Reading text —
◆ ◆ ◆
Other backend handling protocols like uarray
could work better in such a case.
Plot strain data that has been windowed, bandpassed, and whitened¶
def plot_strain_data(fn_H1, fn_L1, eventname):
"""Plots windowed, whitened, and bandpassed strain vs time near a given
event.
Args:
fn_H1: name of H1 data file
fn_L1: name of L1 data file
eventname: name of the event
"""
fband = [35.0, 350.0]
strain_H1, time_H1, chan_dict_H1 = rl.loaddata(fn_H1, 'H1', use_torch=True)
strain_L1, time_L1, chan_dict_L1 = rl.loaddata(fn_L1, 'L1', use_torch=True)
# both H1 and L1 will have the same time vector
time = time_H1
# create our 4 second data window
window_len = 4*fs
dwindow = scipy.signal.tukey(window_len, alpha=1./4, use_torch=True)
# plot original strain data
# only care about 4s around event
plt.figure(figsize=(8, 8))
plt.subplot(4, 1, 1)
indxt = xp.where((time >= time_center - 2) & (time < time_center + 2))
plt.xlim([-2, 2])
◆ ◆ ◆
Material supplied —
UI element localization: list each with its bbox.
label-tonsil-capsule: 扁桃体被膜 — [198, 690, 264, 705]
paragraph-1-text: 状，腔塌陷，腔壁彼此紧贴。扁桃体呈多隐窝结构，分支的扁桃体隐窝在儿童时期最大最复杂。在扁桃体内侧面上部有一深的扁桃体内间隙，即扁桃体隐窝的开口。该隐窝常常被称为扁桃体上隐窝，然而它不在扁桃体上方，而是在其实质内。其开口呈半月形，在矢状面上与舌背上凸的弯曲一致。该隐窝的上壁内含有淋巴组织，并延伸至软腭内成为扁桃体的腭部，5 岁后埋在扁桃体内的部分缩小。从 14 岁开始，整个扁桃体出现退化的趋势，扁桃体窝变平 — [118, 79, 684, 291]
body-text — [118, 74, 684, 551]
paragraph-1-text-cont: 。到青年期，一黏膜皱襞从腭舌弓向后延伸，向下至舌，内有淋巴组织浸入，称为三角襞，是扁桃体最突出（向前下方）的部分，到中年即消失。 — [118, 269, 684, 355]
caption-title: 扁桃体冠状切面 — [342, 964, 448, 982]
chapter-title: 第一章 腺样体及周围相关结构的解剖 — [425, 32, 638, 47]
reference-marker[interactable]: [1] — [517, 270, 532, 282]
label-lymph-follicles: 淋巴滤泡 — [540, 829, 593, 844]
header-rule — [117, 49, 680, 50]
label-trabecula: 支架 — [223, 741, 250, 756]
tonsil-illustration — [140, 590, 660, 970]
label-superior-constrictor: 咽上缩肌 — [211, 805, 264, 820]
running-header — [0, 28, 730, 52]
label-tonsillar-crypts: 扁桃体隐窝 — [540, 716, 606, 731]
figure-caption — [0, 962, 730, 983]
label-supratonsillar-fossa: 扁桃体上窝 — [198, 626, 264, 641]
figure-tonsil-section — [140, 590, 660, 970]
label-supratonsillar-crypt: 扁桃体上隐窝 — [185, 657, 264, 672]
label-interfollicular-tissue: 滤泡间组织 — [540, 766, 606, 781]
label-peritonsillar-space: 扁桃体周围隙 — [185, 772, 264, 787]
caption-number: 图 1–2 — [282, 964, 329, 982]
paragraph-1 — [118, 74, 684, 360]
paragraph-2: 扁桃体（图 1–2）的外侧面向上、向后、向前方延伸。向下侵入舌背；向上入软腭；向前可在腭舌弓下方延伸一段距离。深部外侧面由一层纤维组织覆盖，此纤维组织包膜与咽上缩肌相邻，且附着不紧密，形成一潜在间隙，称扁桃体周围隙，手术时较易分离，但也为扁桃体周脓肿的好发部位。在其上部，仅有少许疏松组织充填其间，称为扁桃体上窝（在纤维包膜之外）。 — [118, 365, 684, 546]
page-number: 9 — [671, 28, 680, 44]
◆ ◆ ◆
Requirements —
a. Reproduce the strain-plotting excerpt from "strain_L1, time_L1, chan_dict_L1" up to and including "plt.subplot(4, 1, 1)".
b. Pick up the strain-plotting excerpt where it stops and keep writing it.

Answers per task —
a.
strain_L1, time_L1, chan_dict_L1 = rl.loaddata(fn_L1, 'L1', use_torch=True)
# both H1 and L1 will have the same time vector
time = time_H1
# create our 4 second data window
window_len = 4*fs
dwindow = scipy.signal.tukey(window_len, alpha=1./4, use_torch=True)
# plot original strain data
# only care about 4s around event
plt.figure(figsize=(8, 8))
plt.subplot(4, 1, 1)

b.
plt.plot(time[indxt] - time_center, strain_H1[indxt], 'blue',
label='Hanford Data', linewidth=.5)
plt.legend()
# plot windowed data
plt.subplot(4, 1, 2)
strain_windowed = dwindow * strain_H1[indxt]
plt.xlim([-2, 2])
plt.plot(time[indxt].numpy() - time_center, strain_windowed, 'green',
label='Windowed Data', linewidth=.5)
plt.legend()
# plot whitened data
plt.subplot(4, 1, 3)
strain_whitened = whiten(strain_windowed,
large_data_psds[eventname]['H1'], dt)
plt.plot(time[indxt] - time_center, strain_whitened, 'red',
label='Whitened Data', linewidth=.5)
plt.legend()
# plot bandpassed data
plt.subplot(4, 1, 4)
strain_bp = bandpass(strain_whitened, fband, fs)
plt.xlim([-2, 2])
plt.plot(time[indxt].numpy() - time_center, strain_bp.numpy(), 'black',
label='Bandpassed Data', linewidth=.5)
plt.legend()
plt.yticks([-6, -3, 0, 3, 6, 9])
plt.tight_layout()
plt.xlim([-2, 2])
plt.ylim([-8, 8])
plt.show()
plot_strain_data(fn_H1, fn_L1, 'GW150914')
Method for getting whitened/banspassed event data¶
def get_strain_whitenbp_data(fn_H1, fn_L1, fband, eventname):
# get strain data
strain_H1, time_H1, chan_dict_H1 = rl.loaddata(fn_H1, 'H1', use_torch=True)
strain_L1, time_L1, chan_dict_L1 = rl.loaddata(fn_L1, 'L1', use_torch=True)
# both H1 and L1 will have the same time vector, so:
time = time_H1
# whiten, bandpass the data
strain_H1_whiten = whiten(strain_H1, large_data_psds[eventname]['H1'], dt)
strain_L1_whiten = whiten(strain_L1, large_data_psds[eventname]['L1'], dt)
strain_H1_whitenbp = bandpass(strain_H1_whiten, fband, fs)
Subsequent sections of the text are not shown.